--- START Items ---

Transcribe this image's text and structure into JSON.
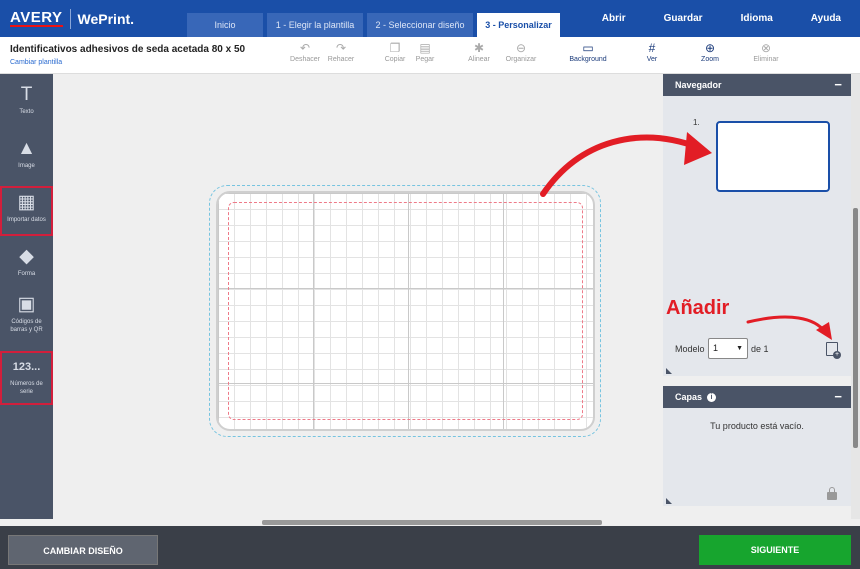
{
  "brand": {
    "avery": "AVERY",
    "weprint": "WePrint."
  },
  "steps": [
    {
      "label": "Inicio",
      "active": false
    },
    {
      "label": "1 - Elegir la plantilla",
      "active": false
    },
    {
      "label": "2 - Seleccionar diseño",
      "active": false
    },
    {
      "label": "3 - Personalizar",
      "active": true
    }
  ],
  "topmenu": [
    "Abrir",
    "Guardar",
    "Idioma",
    "Ayuda"
  ],
  "document": {
    "title": "Identificativos adhesivos de seda acetada 80 x 50",
    "change_template": "Cambiar plantilla"
  },
  "tools": {
    "undo": {
      "label": "Deshacer",
      "icon": "undo-icon"
    },
    "redo": {
      "label": "Rehacer",
      "icon": "redo-icon"
    },
    "copy": {
      "label": "Copiar",
      "icon": "copy-icon"
    },
    "paste": {
      "label": "Pegar",
      "icon": "paste-icon"
    },
    "align": {
      "label": "Alinear",
      "icon": "align-icon"
    },
    "arrange": {
      "label": "Organizar",
      "icon": "arrange-icon"
    },
    "background": {
      "label": "Background",
      "icon": "background-icon"
    },
    "view": {
      "label": "Ver",
      "icon": "grid-icon"
    },
    "zoom": {
      "label": "Zoom",
      "icon": "zoom-icon"
    },
    "delete": {
      "label": "Eliminar",
      "icon": "delete-icon"
    }
  },
  "sidebar": [
    {
      "label": "Texto",
      "icon": "text-icon",
      "glyph": "T",
      "highlighted": false
    },
    {
      "label": "Image",
      "icon": "image-icon",
      "glyph": "▲",
      "highlighted": false
    },
    {
      "label": "Importar datos",
      "icon": "table-icon",
      "glyph": "▦",
      "highlighted": true
    },
    {
      "label": "Forma",
      "icon": "shapes-icon",
      "glyph": "◆",
      "highlighted": false
    },
    {
      "label": "Códigos de barras y QR",
      "icon": "qr-icon",
      "glyph": "▣",
      "highlighted": false
    },
    {
      "label": "Números de serie",
      "icon": "serial-icon",
      "glyph": "123...",
      "highlighted": true
    }
  ],
  "navigator": {
    "title": "Navegador",
    "page_number": "1.",
    "modelo_label": "Modelo",
    "modelo_value": "1",
    "of_label": "de 1"
  },
  "annotation": {
    "add_label": "Añadir",
    "color": "#e21d25"
  },
  "layers": {
    "title": "Capas",
    "empty_text": "Tu producto está vacío."
  },
  "footer": {
    "change_design": "CAMBIAR DISEÑO",
    "next": "SIGUIENTE"
  },
  "colors": {
    "header": "#1a4fa8",
    "sidebar": "#4a5467",
    "next_button": "#17a52e",
    "highlight": "#d21f3c"
  }
}
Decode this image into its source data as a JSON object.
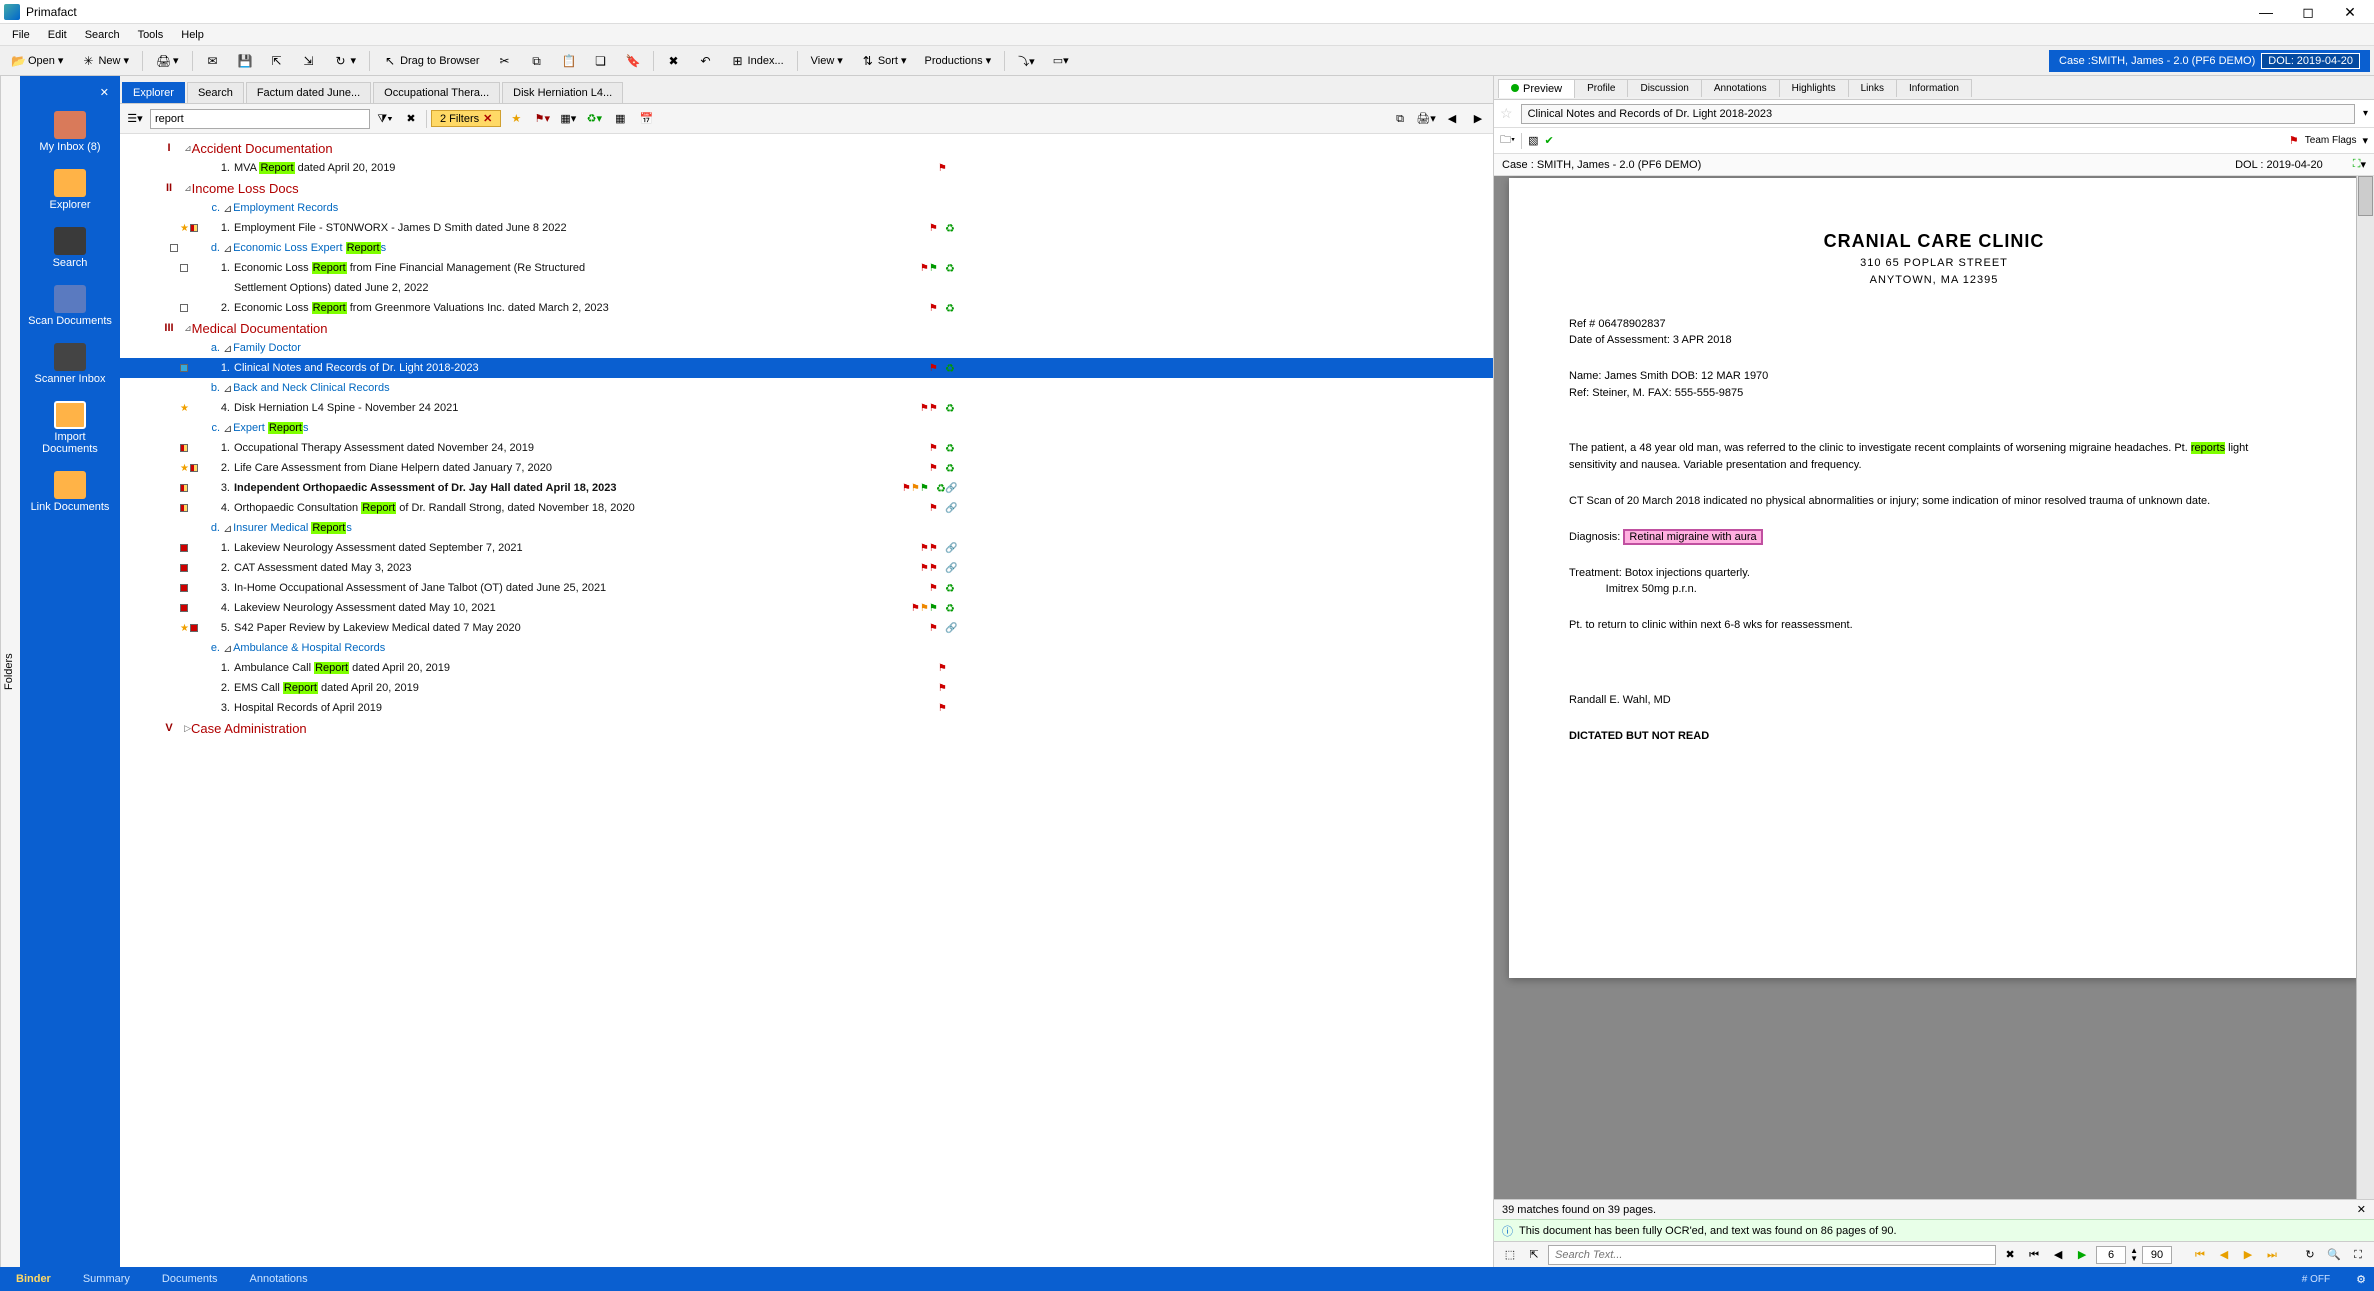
{
  "app": {
    "title": "Primafact"
  },
  "menu": [
    "File",
    "Edit",
    "Search",
    "Tools",
    "Help"
  ],
  "toolbar": {
    "open": "Open",
    "new": "New",
    "drag_to_browser": "Drag to Browser",
    "index": "Index...",
    "view": "View",
    "sort": "Sort",
    "productions": "Productions"
  },
  "case_banner": {
    "prefix": "Case : ",
    "name": "SMITH, James - 2.0 (PF6 DEMO)",
    "dol_label": "DOL:",
    "dol": "2019-04-20"
  },
  "leftbar": [
    {
      "id": "inbox",
      "label": "My Inbox (8)"
    },
    {
      "id": "explorer",
      "label": "Explorer"
    },
    {
      "id": "search",
      "label": "Search"
    },
    {
      "id": "scan",
      "label": "Scan Documents"
    },
    {
      "id": "scanner",
      "label": "Scanner Inbox"
    },
    {
      "id": "import",
      "label": "Import Documents"
    },
    {
      "id": "link",
      "label": "Link Documents"
    }
  ],
  "folders_tab": "Folders",
  "center_tabs": [
    "Explorer",
    "Search",
    "Factum dated June...",
    "Occupational Thera...",
    "Disk Herniation L4..."
  ],
  "explorer_search": {
    "value": "report",
    "filters_pill": "2 Filters"
  },
  "tree": [
    {
      "t": "sec",
      "num": "I",
      "title": "Accident Documentation"
    },
    {
      "t": "doc",
      "idx": "1.",
      "parts": [
        "MVA ",
        {
          "hl": "Report"
        },
        " dated April 20, 2019"
      ],
      "flags": [
        "red"
      ]
    },
    {
      "t": "sec",
      "num": "II",
      "title": "Income Loss Docs"
    },
    {
      "t": "sub",
      "ltr": "c.",
      "title": "Employment Records"
    },
    {
      "t": "doc",
      "idx": "1.",
      "gutter": "star-half",
      "parts": [
        "Employment File - ST0NWORX - James D Smith dated June 8 2022"
      ],
      "flags": [
        "red"
      ],
      "icons": [
        "recycle"
      ]
    },
    {
      "t": "sub",
      "ltr": "d.",
      "title_parts": [
        "Economic Loss Expert ",
        {
          "hl": "Report"
        },
        "s"
      ],
      "gutter": "sq"
    },
    {
      "t": "doc",
      "idx": "1.",
      "gutter": "sq",
      "parts": [
        "Economic Loss ",
        {
          "hl": "Report"
        },
        " from Fine Financial Management (Re Structured"
      ],
      "flags": [
        "red",
        "green"
      ],
      "icons": [
        "recycle"
      ]
    },
    {
      "t": "docc",
      "parts": [
        "Settlement Options) dated June 2, 2022"
      ]
    },
    {
      "t": "doc",
      "idx": "2.",
      "gutter": "sq",
      "parts": [
        "Economic Loss ",
        {
          "hl": "Report"
        },
        " from Greenmore Valuations Inc. dated March 2, 2023"
      ],
      "flags": [
        "red"
      ],
      "icons": [
        "recycle"
      ]
    },
    {
      "t": "sec",
      "num": "III",
      "title": "Medical Documentation"
    },
    {
      "t": "sub",
      "ltr": "a.",
      "title": "Family Doctor"
    },
    {
      "t": "doc",
      "idx": "1.",
      "selected": true,
      "gutter": "blue",
      "parts": [
        "Clinical Notes and Records of Dr. Light 2018-2023"
      ],
      "flags": [
        "red"
      ],
      "icons": [
        "recycle"
      ]
    },
    {
      "t": "sub",
      "ltr": "b.",
      "title": "Back and Neck Clinical Records"
    },
    {
      "t": "doc",
      "idx": "4.",
      "gutter": "star",
      "parts": [
        "Disk Herniation L4  Spine - November 24 2021"
      ],
      "flags": [
        "red",
        "red"
      ],
      "icons": [
        "recycle"
      ]
    },
    {
      "t": "sub",
      "ltr": "c.",
      "title_parts": [
        "Expert ",
        {
          "hl": "Report"
        },
        "s"
      ]
    },
    {
      "t": "doc",
      "idx": "1.",
      "gutter": "half",
      "parts": [
        "Occupational Therapy Assessment dated November 24, 2019"
      ],
      "flags": [
        "red"
      ],
      "icons": [
        "recycle"
      ]
    },
    {
      "t": "doc",
      "idx": "2.",
      "gutter": "star-half",
      "parts": [
        "Life Care Assessment from Diane Helpern dated January 7, 2020"
      ],
      "flags": [
        "red"
      ],
      "icons": [
        "recycle"
      ]
    },
    {
      "t": "doc",
      "idx": "3.",
      "gutter": "half",
      "bold": true,
      "parts": [
        "Independent Orthopaedic Assessment of Dr. Jay Hall dated April 18, 2023"
      ],
      "flags": [
        "red",
        "orange",
        "green"
      ],
      "icons": [
        "recycle",
        "link"
      ]
    },
    {
      "t": "doc",
      "idx": "4.",
      "gutter": "half",
      "parts": [
        "Orthopaedic Consultation ",
        {
          "hl": "Report"
        },
        " of Dr. Randall Strong, dated November 18, 2020"
      ],
      "flags": [
        "red"
      ],
      "icons": [
        "link"
      ]
    },
    {
      "t": "sub",
      "ltr": "d.",
      "title_parts": [
        "Insurer Medical ",
        {
          "hl": "Report"
        },
        "s"
      ]
    },
    {
      "t": "doc",
      "idx": "1.",
      "gutter": "red",
      "parts": [
        "Lakeview Neurology Assessment dated September 7, 2021"
      ],
      "flags": [
        "red",
        "red"
      ],
      "icons": [
        "link"
      ]
    },
    {
      "t": "doc",
      "idx": "2.",
      "gutter": "red",
      "parts": [
        "CAT Assessment dated May 3, 2023"
      ],
      "flags": [
        "red",
        "red"
      ],
      "icons": [
        "link"
      ]
    },
    {
      "t": "doc",
      "idx": "3.",
      "gutter": "red",
      "parts": [
        "In-Home Occupational Assessment of Jane Talbot (OT) dated June 25, 2021"
      ],
      "flags": [
        "red"
      ],
      "icons": [
        "recycle"
      ]
    },
    {
      "t": "doc",
      "idx": "4.",
      "gutter": "red",
      "parts": [
        "Lakeview Neurology Assessment dated May 10, 2021"
      ],
      "flags": [
        "red",
        "orange",
        "green"
      ],
      "icons": [
        "recycle"
      ]
    },
    {
      "t": "doc",
      "idx": "5.",
      "gutter": "star-red",
      "parts": [
        "S42 Paper Review by Lakeview Medical dated 7 May 2020"
      ],
      "flags": [
        "red"
      ],
      "icons": [
        "link"
      ]
    },
    {
      "t": "sub",
      "ltr": "e.",
      "title": "Ambulance & Hospital Records"
    },
    {
      "t": "doc",
      "idx": "1.",
      "parts": [
        "Ambulance Call ",
        {
          "hl": "Report"
        },
        " dated April 20, 2019"
      ],
      "flags": [
        "red"
      ]
    },
    {
      "t": "doc",
      "idx": "2.",
      "parts": [
        "EMS Call ",
        {
          "hl": "Report"
        },
        " dated April 20, 2019"
      ],
      "flags": [
        "red"
      ]
    },
    {
      "t": "doc",
      "idx": "3.",
      "parts": [
        "Hospital Records of April 2019"
      ],
      "flags": [
        "red"
      ]
    },
    {
      "t": "sec",
      "num": "V",
      "title": "Case Administration",
      "collapsed": true
    }
  ],
  "right_tabs": [
    "Preview",
    "Profile",
    "Discussion",
    "Annotations",
    "Highlights",
    "Links",
    "Information"
  ],
  "doc_title": "Clinical Notes and Records of Dr. Light 2018-2023",
  "team_flags_label": "Team Flags",
  "doc_case": "Case : SMITH, James - 2.0 (PF6 DEMO)",
  "doc_dol": "DOL : 2019-04-20",
  "document": {
    "letterhead": {
      "name": "CRANIAL CARE CLINIC",
      "addr1": "310 65 POPLAR STREET",
      "addr2": "ANYTOWN, MA 12395"
    },
    "ref_line": "Ref # 06478902837",
    "date_line": "Date of Assessment: 3 APR 2018",
    "name_line": "Name:  James Smith   DOB: 12 MAR 1970",
    "ref2_line": "Ref:   Steiner, M.   FAX: 555-555-9875",
    "para1a": "The patient, a 48 year old man, was referred to the clinic to investigate recent complaints of worsening migraine headaches. Pt. ",
    "para1_hl": "reports",
    "para1b": " light sensitivity and nausea.  Variable presentation and frequency.",
    "para2": "CT Scan of 20 March 2018 indicated no physical abnormalities or injury; some indication of minor resolved trauma of unknown date.",
    "diag_label": "Diagnosis:  ",
    "diag_hl": "Retinal migraine with aura",
    "treat1": "Treatment:  Botox injections quarterly.",
    "treat2": "            Imitrex 50mg p.r.n.",
    "followup": "Pt. to return to clinic within next 6-8 wks for reassessment.",
    "sig": "Randall E. Wahl, MD",
    "dictated": "DICTATED BUT NOT READ"
  },
  "matches_bar": "39 matches found on 39 pages.",
  "ocr_bar": "This document has been fully OCR'ed, and text was found on 86 pages of 90.",
  "doc_footer": {
    "search_placeholder": "Search Text...",
    "page_current": "6",
    "page_total": "90"
  },
  "bottom_tabs": [
    "Binder",
    "Summary",
    "Documents",
    "Annotations"
  ],
  "status_off": "# OFF"
}
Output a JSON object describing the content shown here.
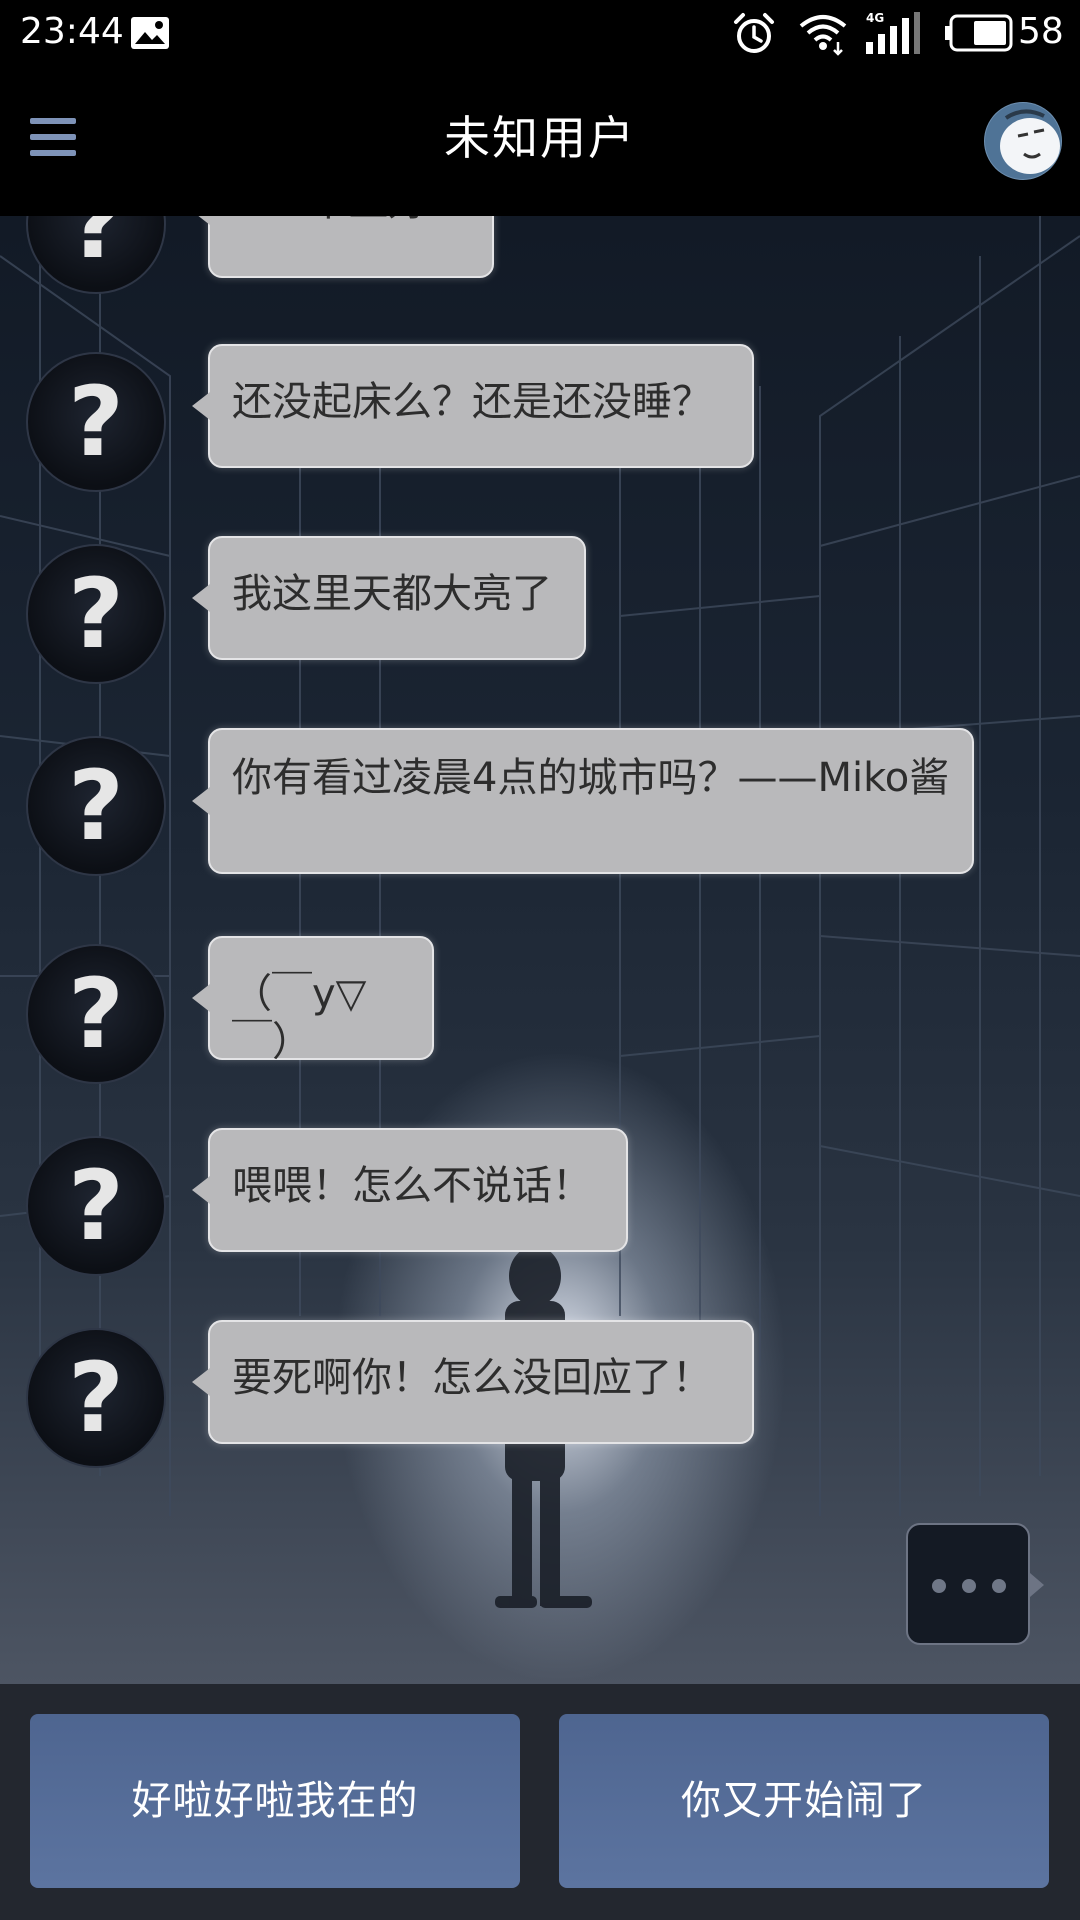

--- END Items ---

Your goal: Look through the listing above. Pick out each line with "Orthopaedic" and copy it.

Solution to this problem:
        "Independent Orthopaedic Assessment of Dr. Jay Hall dated April 18, 2023"
        "Orthopaedic Consultation ",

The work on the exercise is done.